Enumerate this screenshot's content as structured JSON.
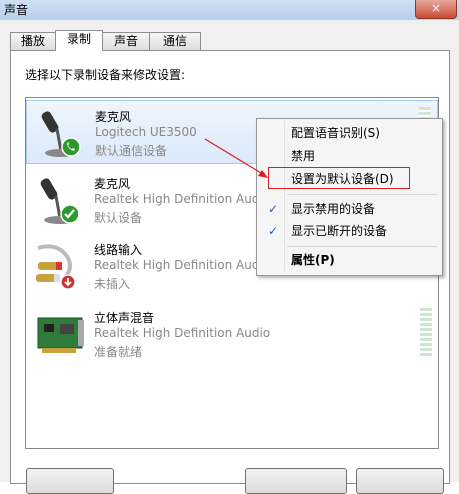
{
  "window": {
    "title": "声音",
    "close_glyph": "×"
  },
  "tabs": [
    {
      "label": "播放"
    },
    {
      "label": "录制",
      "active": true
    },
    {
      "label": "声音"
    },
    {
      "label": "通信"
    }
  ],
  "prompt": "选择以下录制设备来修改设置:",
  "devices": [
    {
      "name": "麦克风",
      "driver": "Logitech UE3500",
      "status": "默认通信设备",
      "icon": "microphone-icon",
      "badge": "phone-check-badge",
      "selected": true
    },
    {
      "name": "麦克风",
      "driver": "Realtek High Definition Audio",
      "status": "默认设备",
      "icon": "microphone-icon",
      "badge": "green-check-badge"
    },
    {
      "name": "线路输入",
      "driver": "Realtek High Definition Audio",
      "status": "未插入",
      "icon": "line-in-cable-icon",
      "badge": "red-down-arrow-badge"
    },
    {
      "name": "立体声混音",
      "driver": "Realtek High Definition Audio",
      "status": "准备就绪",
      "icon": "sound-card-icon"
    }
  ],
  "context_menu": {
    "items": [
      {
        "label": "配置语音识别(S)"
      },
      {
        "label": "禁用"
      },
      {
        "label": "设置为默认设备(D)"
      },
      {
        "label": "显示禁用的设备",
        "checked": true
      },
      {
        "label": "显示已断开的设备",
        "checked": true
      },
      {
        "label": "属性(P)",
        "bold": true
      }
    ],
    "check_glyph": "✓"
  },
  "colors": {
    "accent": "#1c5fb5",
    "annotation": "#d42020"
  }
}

________

=== Your instructions ===
Copy out each line of the entries that holds "icon".

=== Result of this task ===
      "icon": "microphone-icon",
      "icon": "microphone-icon",
      "icon": "line-in-cable-icon",
      "icon": "sound-card-icon"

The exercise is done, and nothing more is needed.